Say how many lines contain "psicología"; the answer is the number alone.

++++ MATERIAL FOR THIS EXERCISE ++++

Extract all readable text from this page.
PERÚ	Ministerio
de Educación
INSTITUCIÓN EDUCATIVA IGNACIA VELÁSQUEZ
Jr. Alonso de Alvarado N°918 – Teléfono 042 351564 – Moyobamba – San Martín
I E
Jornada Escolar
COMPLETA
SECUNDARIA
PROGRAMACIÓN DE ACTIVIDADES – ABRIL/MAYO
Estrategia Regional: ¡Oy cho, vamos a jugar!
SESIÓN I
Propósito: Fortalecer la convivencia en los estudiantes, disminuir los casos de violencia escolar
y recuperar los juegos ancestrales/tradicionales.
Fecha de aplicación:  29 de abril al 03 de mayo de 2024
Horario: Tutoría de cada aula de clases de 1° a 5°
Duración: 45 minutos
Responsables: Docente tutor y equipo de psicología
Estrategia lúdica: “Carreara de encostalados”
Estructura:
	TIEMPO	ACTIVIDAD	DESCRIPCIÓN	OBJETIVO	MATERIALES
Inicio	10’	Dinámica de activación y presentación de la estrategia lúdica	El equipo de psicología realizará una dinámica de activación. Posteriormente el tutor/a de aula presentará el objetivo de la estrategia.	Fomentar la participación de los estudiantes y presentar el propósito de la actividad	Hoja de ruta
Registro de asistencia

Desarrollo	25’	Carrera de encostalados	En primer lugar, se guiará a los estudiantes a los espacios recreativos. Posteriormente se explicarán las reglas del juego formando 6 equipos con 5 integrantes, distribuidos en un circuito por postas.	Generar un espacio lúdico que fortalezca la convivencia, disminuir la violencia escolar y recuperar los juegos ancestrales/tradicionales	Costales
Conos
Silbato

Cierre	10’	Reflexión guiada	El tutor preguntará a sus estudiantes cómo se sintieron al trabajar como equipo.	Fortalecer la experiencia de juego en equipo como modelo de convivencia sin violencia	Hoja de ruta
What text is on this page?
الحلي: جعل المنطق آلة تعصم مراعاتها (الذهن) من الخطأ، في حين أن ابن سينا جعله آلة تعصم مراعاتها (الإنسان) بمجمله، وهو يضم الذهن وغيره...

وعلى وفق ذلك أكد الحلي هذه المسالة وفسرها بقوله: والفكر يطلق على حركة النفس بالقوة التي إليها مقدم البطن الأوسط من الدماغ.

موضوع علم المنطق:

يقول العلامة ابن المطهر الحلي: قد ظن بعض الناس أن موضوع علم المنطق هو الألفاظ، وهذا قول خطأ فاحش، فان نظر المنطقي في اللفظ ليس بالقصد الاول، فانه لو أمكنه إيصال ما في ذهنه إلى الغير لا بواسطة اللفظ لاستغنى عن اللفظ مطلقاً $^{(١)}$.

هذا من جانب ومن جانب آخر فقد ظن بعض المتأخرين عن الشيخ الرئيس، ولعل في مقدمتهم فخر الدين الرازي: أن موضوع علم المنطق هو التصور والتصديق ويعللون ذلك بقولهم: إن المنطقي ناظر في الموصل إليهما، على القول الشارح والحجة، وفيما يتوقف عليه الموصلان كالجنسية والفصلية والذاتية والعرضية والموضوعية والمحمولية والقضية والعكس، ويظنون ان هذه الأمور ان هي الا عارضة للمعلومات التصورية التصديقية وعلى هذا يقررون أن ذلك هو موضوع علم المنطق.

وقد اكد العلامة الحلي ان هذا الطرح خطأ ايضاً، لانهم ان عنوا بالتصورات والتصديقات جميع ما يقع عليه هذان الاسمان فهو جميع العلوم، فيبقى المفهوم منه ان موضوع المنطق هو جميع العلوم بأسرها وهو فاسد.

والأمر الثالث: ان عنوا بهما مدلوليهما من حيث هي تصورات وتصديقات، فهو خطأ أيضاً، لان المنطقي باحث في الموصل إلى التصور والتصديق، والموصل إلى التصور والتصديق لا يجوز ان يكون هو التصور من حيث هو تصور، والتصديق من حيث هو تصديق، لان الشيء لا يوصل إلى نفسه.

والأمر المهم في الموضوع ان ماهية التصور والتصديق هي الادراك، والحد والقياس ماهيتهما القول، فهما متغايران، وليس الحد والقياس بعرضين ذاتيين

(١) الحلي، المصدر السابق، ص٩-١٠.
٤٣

++++

TASK RESULT
2